§ EXTRACTED ENTRIES:

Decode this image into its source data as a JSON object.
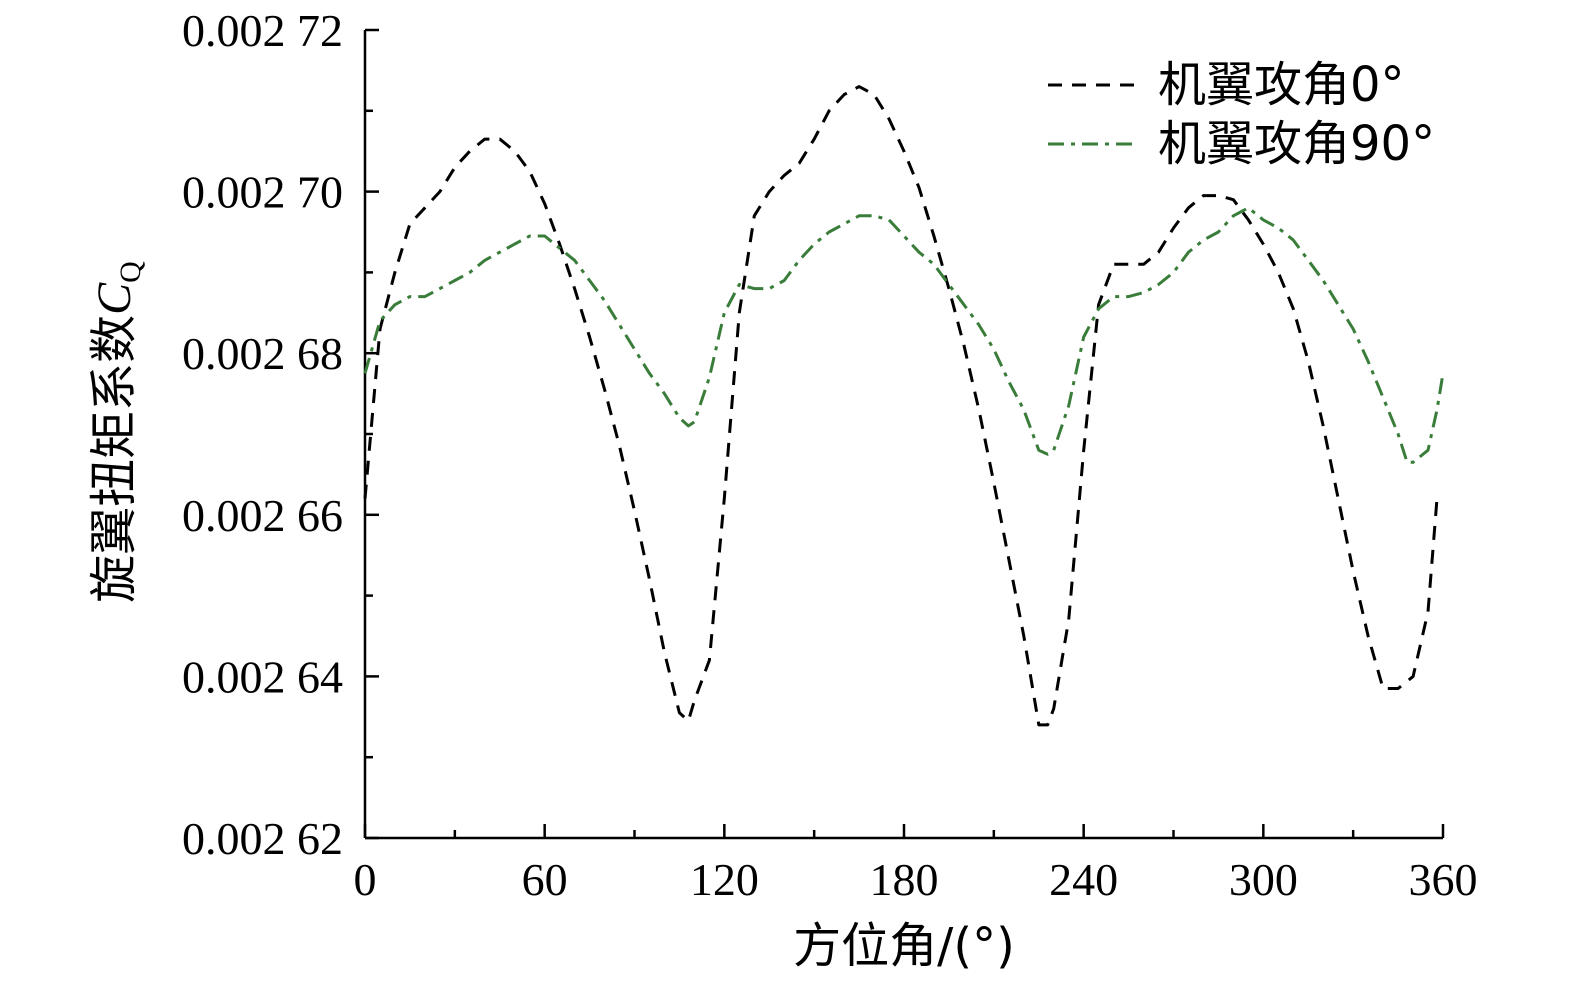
{
  "chart_data": {
    "type": "line",
    "xlabel": "方位角/(°)",
    "ylabel": "旋翼扭矩系数",
    "ylabel_symbol": "C",
    "ylabel_subscript": "Q",
    "xlim": [
      0,
      360
    ],
    "ylim": [
      0.00262,
      0.00272
    ],
    "x_ticks": [
      0,
      60,
      120,
      180,
      240,
      300,
      360
    ],
    "x_tick_labels": [
      "0",
      "60",
      "120",
      "180",
      "240",
      "300",
      "360"
    ],
    "y_ticks": [
      0.00262,
      0.00264,
      0.00266,
      0.00268,
      0.0027,
      0.00272
    ],
    "y_tick_labels": [
      "0.002 62",
      "0.002 64",
      "0.002 66",
      "0.002 68",
      "0.002 70",
      "0.002 72"
    ],
    "grid": false,
    "legend_position": "top-right",
    "series": [
      {
        "name": "机翼攻角0°",
        "color": "#000000",
        "dash": "dashed",
        "x": [
          0,
          5,
          10,
          15,
          20,
          25,
          30,
          35,
          40,
          45,
          50,
          55,
          60,
          65,
          70,
          75,
          80,
          85,
          90,
          95,
          100,
          105,
          108,
          110,
          115,
          120,
          125,
          130,
          135,
          140,
          145,
          150,
          155,
          160,
          165,
          170,
          175,
          180,
          185,
          190,
          195,
          200,
          205,
          210,
          215,
          220,
          225,
          228,
          230,
          235,
          240,
          245,
          250,
          255,
          260,
          265,
          270,
          275,
          280,
          285,
          290,
          295,
          300,
          305,
          310,
          315,
          320,
          325,
          330,
          335,
          340,
          345,
          350,
          355,
          358,
          360
        ],
        "y": [
          0.002662,
          0.002683,
          0.00269,
          0.002696,
          0.002698,
          0.0027,
          0.002703,
          0.002705,
          0.0027065,
          0.0027065,
          0.002705,
          0.0027025,
          0.0026985,
          0.0026935,
          0.002688,
          0.002682,
          0.0026755,
          0.0026685,
          0.0026605,
          0.002652,
          0.002643,
          0.0026355,
          0.0026345,
          0.002637,
          0.002642,
          0.002662,
          0.002685,
          0.002697,
          0.0027,
          0.002702,
          0.0027035,
          0.0027065,
          0.00271,
          0.002712,
          0.002713,
          0.002712,
          0.002709,
          0.002705,
          0.0027005,
          0.0026945,
          0.002688,
          0.002681,
          0.002673,
          0.002664,
          0.0026545,
          0.002645,
          0.002634,
          0.002634,
          0.002636,
          0.002647,
          0.002668,
          0.002686,
          0.002691,
          0.002691,
          0.002691,
          0.0026925,
          0.0026955,
          0.002698,
          0.0026995,
          0.0026995,
          0.002699,
          0.0026965,
          0.0026935,
          0.00269,
          0.0026855,
          0.002679,
          0.002671,
          0.002662,
          0.002653,
          0.002645,
          0.0026385,
          0.0026385,
          0.00264,
          0.002648,
          0.002662,
          0.002662
        ]
      },
      {
        "name": "机翼攻角90°",
        "color": "#3a7d3a",
        "dash": "dashdot",
        "x": [
          0,
          5,
          10,
          15,
          20,
          25,
          30,
          35,
          40,
          45,
          50,
          55,
          60,
          65,
          70,
          75,
          80,
          85,
          90,
          95,
          100,
          105,
          108,
          110,
          115,
          120,
          125,
          130,
          135,
          140,
          145,
          150,
          155,
          160,
          165,
          170,
          175,
          180,
          185,
          190,
          195,
          200,
          205,
          210,
          215,
          220,
          225,
          228,
          230,
          235,
          240,
          245,
          250,
          255,
          260,
          265,
          270,
          275,
          280,
          285,
          290,
          295,
          300,
          305,
          310,
          315,
          320,
          325,
          330,
          335,
          340,
          345,
          348,
          350,
          355,
          358,
          360
        ],
        "y": [
          0.0026775,
          0.002684,
          0.002686,
          0.002687,
          0.002687,
          0.002688,
          0.002689,
          0.00269,
          0.0026915,
          0.0026925,
          0.0026935,
          0.0026945,
          0.0026945,
          0.002693,
          0.0026915,
          0.002689,
          0.0026865,
          0.0026835,
          0.0026805,
          0.0026775,
          0.002675,
          0.002672,
          0.002671,
          0.0026715,
          0.002677,
          0.002685,
          0.0026885,
          0.002688,
          0.002688,
          0.002689,
          0.0026915,
          0.0026935,
          0.002695,
          0.002696,
          0.002697,
          0.002697,
          0.0026965,
          0.0026945,
          0.0026925,
          0.002691,
          0.0026885,
          0.002686,
          0.0026835,
          0.0026805,
          0.0026765,
          0.002673,
          0.002668,
          0.0026675,
          0.002668,
          0.0026735,
          0.002682,
          0.0026855,
          0.002687,
          0.002687,
          0.0026875,
          0.0026885,
          0.00269,
          0.0026925,
          0.002694,
          0.002695,
          0.002697,
          0.002698,
          0.0026965,
          0.0026955,
          0.002694,
          0.0026915,
          0.002689,
          0.002686,
          0.002683,
          0.002679,
          0.0026745,
          0.00267,
          0.0026665,
          0.0026665,
          0.002668,
          0.002673,
          0.0026775
        ]
      }
    ]
  }
}
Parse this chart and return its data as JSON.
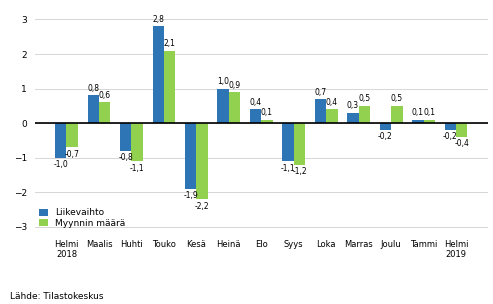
{
  "categories": [
    "Helmi\n2018",
    "Maalis",
    "Huhti",
    "Touko",
    "Kesä",
    "Heinä",
    "Elo",
    "Syys",
    "Loka",
    "Marras",
    "Joulu",
    "Tammi",
    "Helmi\n2019"
  ],
  "liikevaihto": [
    -1.0,
    0.8,
    -0.8,
    2.8,
    -1.9,
    1.0,
    0.4,
    -1.1,
    0.7,
    0.3,
    -0.2,
    0.1,
    -0.2
  ],
  "myynti": [
    -0.7,
    0.6,
    -1.1,
    2.1,
    -2.2,
    0.9,
    0.1,
    -1.2,
    0.4,
    0.5,
    0.5,
    0.1,
    -0.4
  ],
  "color_liikevaihto": "#2e75b6",
  "color_myynti": "#92d050",
  "ylim": [
    -3.3,
    3.3
  ],
  "yticks": [
    -3,
    -2,
    -1,
    0,
    1,
    2,
    3
  ],
  "legend_liikevaihto": "Liikevaihto",
  "legend_myynti": "Myynnin määrä",
  "source_text": "Lähde: Tilastokeskus",
  "bar_width": 0.35
}
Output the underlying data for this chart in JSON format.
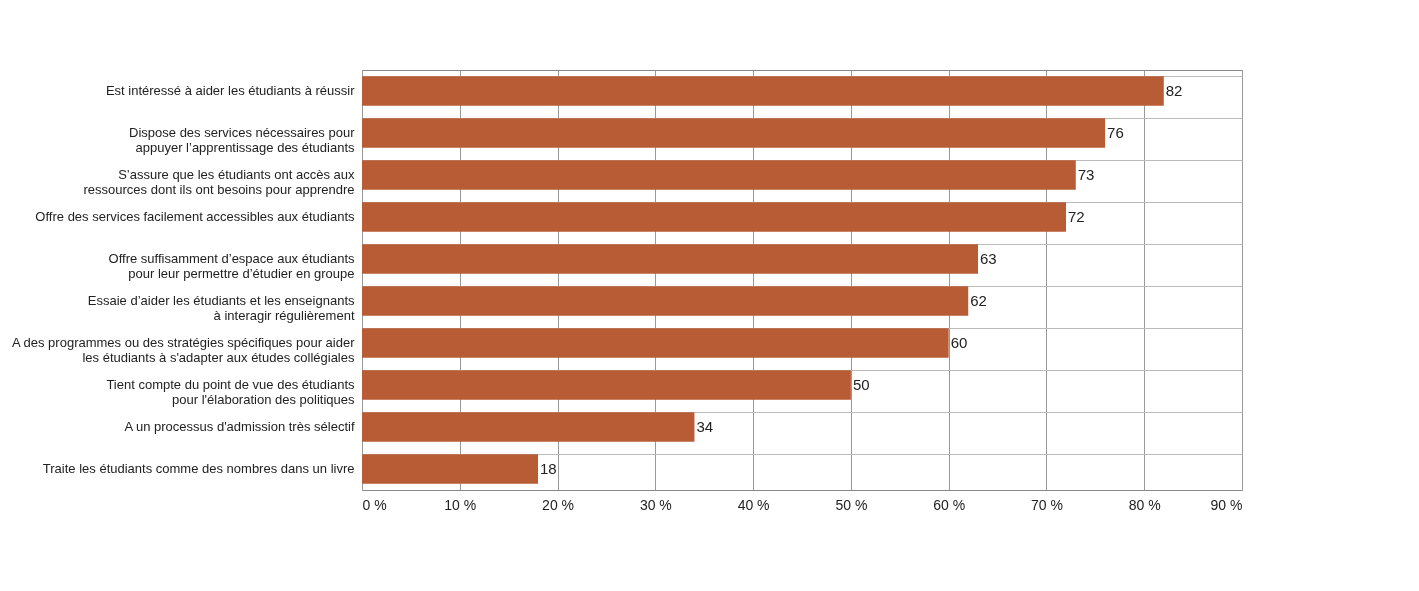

§ THE TASK:
Each line of the data is to be duplicated exactly; pictures stay out of the copy.

§ PROBLEM SOLUTION:
Decode this image into its source data as a JSON object.
{
  "chart_data": {
    "type": "line",
    "xlabel": "方位角/(°)",
    "ylabel": "旋翼扭矩系数",
    "ylabel_symbol": "C",
    "ylabel_subscript": "Q",
    "xlim": [
      0,
      360
    ],
    "ylim": [
      0.00262,
      0.00272
    ],
    "x_ticks": [
      0,
      60,
      120,
      180,
      240,
      300,
      360
    ],
    "x_tick_labels": [
      "0",
      "60",
      "120",
      "180",
      "240",
      "300",
      "360"
    ],
    "y_ticks": [
      0.00262,
      0.00264,
      0.00266,
      0.00268,
      0.0027,
      0.00272
    ],
    "y_tick_labels": [
      "0.002 62",
      "0.002 64",
      "0.002 66",
      "0.002 68",
      "0.002 70",
      "0.002 72"
    ],
    "grid": false,
    "legend_position": "top-right",
    "series": [
      {
        "name": "机翼攻角0°",
        "color": "#000000",
        "dash": "dashed",
        "x": [
          0,
          5,
          10,
          15,
          20,
          25,
          30,
          35,
          40,
          45,
          50,
          55,
          60,
          65,
          70,
          75,
          80,
          85,
          90,
          95,
          100,
          105,
          108,
          110,
          115,
          120,
          125,
          130,
          135,
          140,
          145,
          150,
          155,
          160,
          165,
          170,
          175,
          180,
          185,
          190,
          195,
          200,
          205,
          210,
          215,
          220,
          225,
          228,
          230,
          235,
          240,
          245,
          250,
          255,
          260,
          265,
          270,
          275,
          280,
          285,
          290,
          295,
          300,
          305,
          310,
          315,
          320,
          325,
          330,
          335,
          340,
          345,
          350,
          355,
          358,
          360
        ],
        "y": [
          0.002662,
          0.002683,
          0.00269,
          0.002696,
          0.002698,
          0.0027,
          0.002703,
          0.002705,
          0.0027065,
          0.0027065,
          0.002705,
          0.0027025,
          0.0026985,
          0.0026935,
          0.002688,
          0.002682,
          0.0026755,
          0.0026685,
          0.0026605,
          0.002652,
          0.002643,
          0.0026355,
          0.0026345,
          0.002637,
          0.002642,
          0.002662,
          0.002685,
          0.002697,
          0.0027,
          0.002702,
          0.0027035,
          0.0027065,
          0.00271,
          0.002712,
          0.002713,
          0.002712,
          0.002709,
          0.002705,
          0.0027005,
          0.0026945,
          0.002688,
          0.002681,
          0.002673,
          0.002664,
          0.0026545,
          0.002645,
          0.002634,
          0.002634,
          0.002636,
          0.002647,
          0.002668,
          0.002686,
          0.002691,
          0.002691,
          0.002691,
          0.0026925,
          0.0026955,
          0.002698,
          0.0026995,
          0.0026995,
          0.002699,
          0.0026965,
          0.0026935,
          0.00269,
          0.0026855,
          0.002679,
          0.002671,
          0.002662,
          0.002653,
          0.002645,
          0.0026385,
          0.0026385,
          0.00264,
          0.002648,
          0.002662,
          0.002662
        ]
      },
      {
        "name": "机翼攻角90°",
        "color": "#3a7d3a",
        "dash": "dashdot",
        "x": [
          0,
          5,
          10,
          15,
          20,
          25,
          30,
          35,
          40,
          45,
          50,
          55,
          60,
          65,
          70,
          75,
          80,
          85,
          90,
          95,
          100,
          105,
          108,
          110,
          115,
          120,
          125,
          130,
          135,
          140,
          145,
          150,
          155,
          160,
          165,
          170,
          175,
          180,
          185,
          190,
          195,
          200,
          205,
          210,
          215,
          220,
          225,
          228,
          230,
          235,
          240,
          245,
          250,
          255,
          260,
          265,
          270,
          275,
          280,
          285,
          290,
          295,
          300,
          305,
          310,
          315,
          320,
          325,
          330,
          335,
          340,
          345,
          348,
          350,
          355,
          358,
          360
        ],
        "y": [
          0.0026775,
          0.002684,
          0.002686,
          0.002687,
          0.002687,
          0.002688,
          0.002689,
          0.00269,
          0.0026915,
          0.0026925,
          0.0026935,
          0.0026945,
          0.0026945,
          0.002693,
          0.0026915,
          0.002689,
          0.0026865,
          0.0026835,
          0.0026805,
          0.0026775,
          0.002675,
          0.002672,
          0.002671,
          0.0026715,
          0.002677,
          0.002685,
          0.0026885,
          0.002688,
          0.002688,
          0.002689,
          0.0026915,
          0.0026935,
          0.002695,
          0.002696,
          0.002697,
          0.002697,
          0.0026965,
          0.0026945,
          0.0026925,
          0.002691,
          0.0026885,
          0.002686,
          0.0026835,
          0.0026805,
          0.0026765,
          0.002673,
          0.002668,
          0.0026675,
          0.002668,
          0.0026735,
          0.002682,
          0.0026855,
          0.002687,
          0.002687,
          0.0026875,
          0.0026885,
          0.00269,
          0.0026925,
          0.002694,
          0.002695,
          0.002697,
          0.002698,
          0.0026965,
          0.0026955,
          0.002694,
          0.0026915,
          0.002689,
          0.002686,
          0.002683,
          0.002679,
          0.0026745,
          0.00267,
          0.0026665,
          0.0026665,
          0.002668,
          0.002673,
          0.0026775
        ]
      }
    ]
  }
}
Parse this chart and return its data as JSON.
{
  "categories": [
    "Helmi\n2018",
    "Maalis",
    "Huhti",
    "Touko",
    "Kesä",
    "Heinä",
    "Elo",
    "Syys",
    "Loka",
    "Marras",
    "Joulu",
    "Tammi",
    "Helmi\n2019"
  ],
  "liikevaihto": [
    -1.0,
    0.8,
    -0.8,
    2.8,
    -1.9,
    1.0,
    0.4,
    -1.1,
    0.7,
    0.3,
    -0.2,
    0.1,
    -0.2
  ],
  "myynti": [
    -0.7,
    0.6,
    -1.1,
    2.1,
    -2.2,
    0.9,
    0.1,
    -1.2,
    0.4,
    0.5,
    0.5,
    0.1,
    -0.4
  ],
  "color_liikevaihto": "#2e75b6",
  "color_myynti": "#92d050",
  "ylim": [
    -3.3,
    3.3
  ],
  "yticks": [
    -3,
    -2,
    -1,
    0,
    1,
    2,
    3
  ],
  "legend_liikevaihto": "Liikevaihto",
  "legend_myynti": "Myynnin määrä",
  "source_text": "Lähde: Tilastokeskus",
  "bar_width": 0.35
}
Output the underlying data for this chart in JSON format.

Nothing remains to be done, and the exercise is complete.